▶ Problem statement
Check every line below for the word "this" and copy the ones that have it.
** start **
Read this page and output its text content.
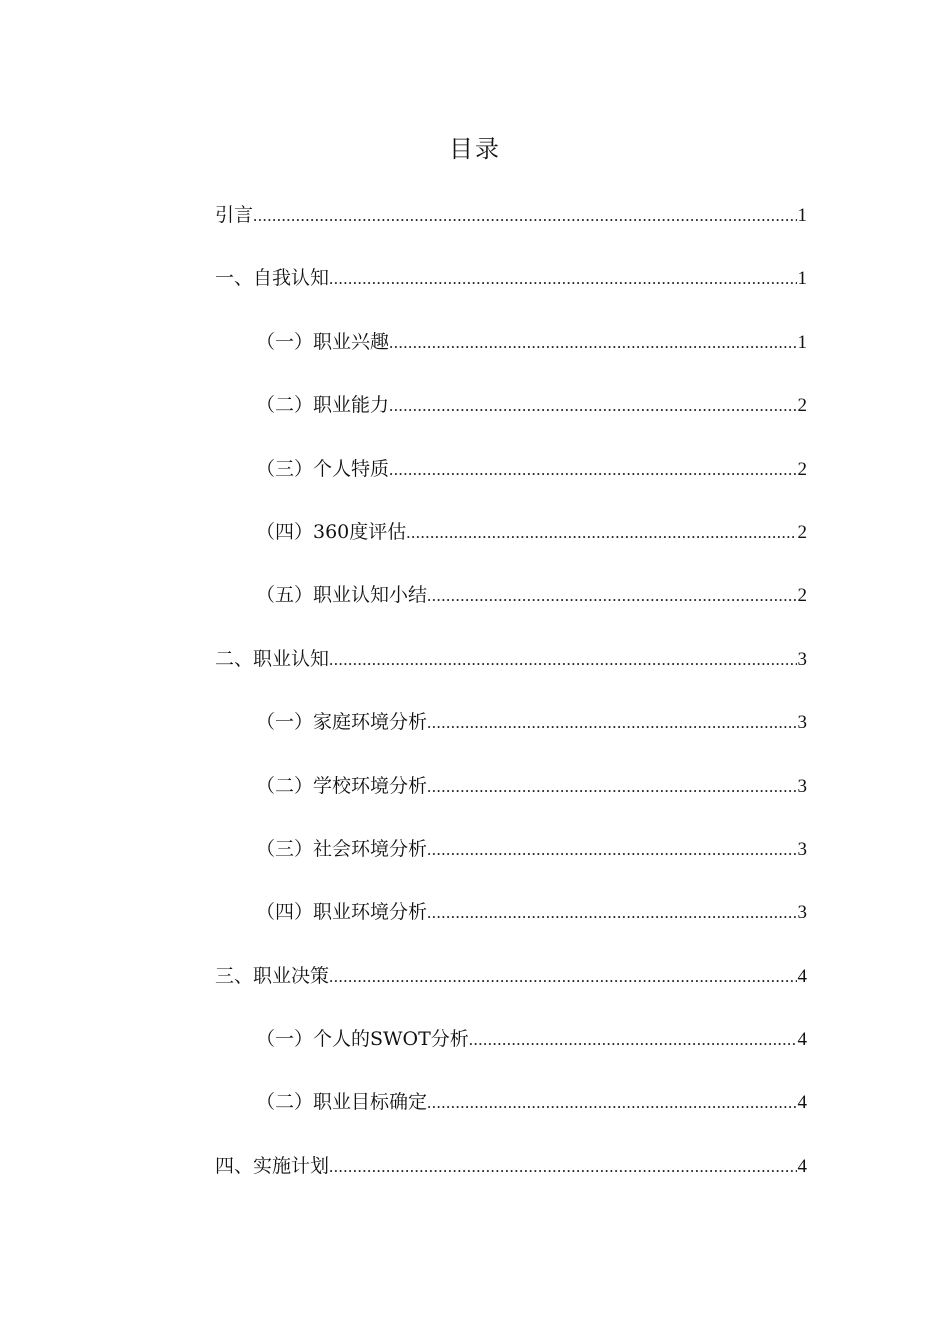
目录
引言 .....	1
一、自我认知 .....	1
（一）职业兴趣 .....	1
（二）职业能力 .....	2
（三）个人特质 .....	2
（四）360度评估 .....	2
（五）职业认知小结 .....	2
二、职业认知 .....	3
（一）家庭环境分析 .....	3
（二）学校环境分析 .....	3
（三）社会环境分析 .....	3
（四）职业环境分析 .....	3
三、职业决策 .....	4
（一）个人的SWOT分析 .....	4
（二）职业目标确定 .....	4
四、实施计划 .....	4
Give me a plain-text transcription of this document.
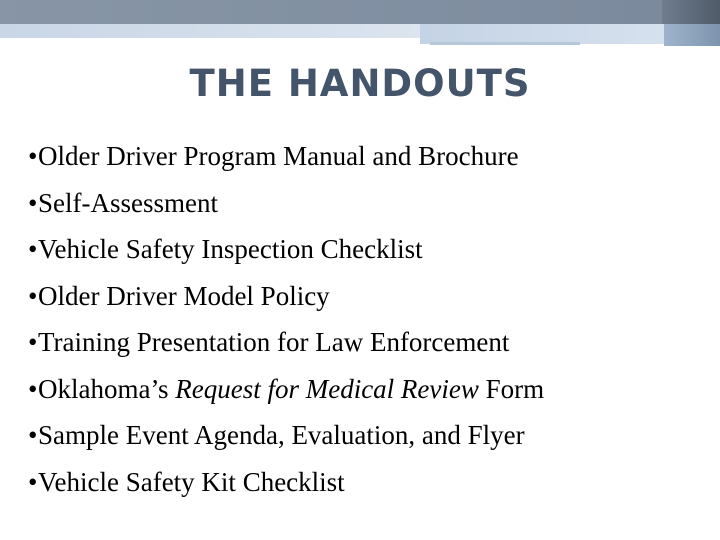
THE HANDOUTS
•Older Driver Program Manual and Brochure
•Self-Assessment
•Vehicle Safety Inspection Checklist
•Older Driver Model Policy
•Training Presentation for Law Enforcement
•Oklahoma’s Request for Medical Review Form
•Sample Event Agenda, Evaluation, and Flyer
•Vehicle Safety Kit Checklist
** end **
▶ Solution to the exercise
Read this page and output its text content.
Give me a plain-text transcription of this document.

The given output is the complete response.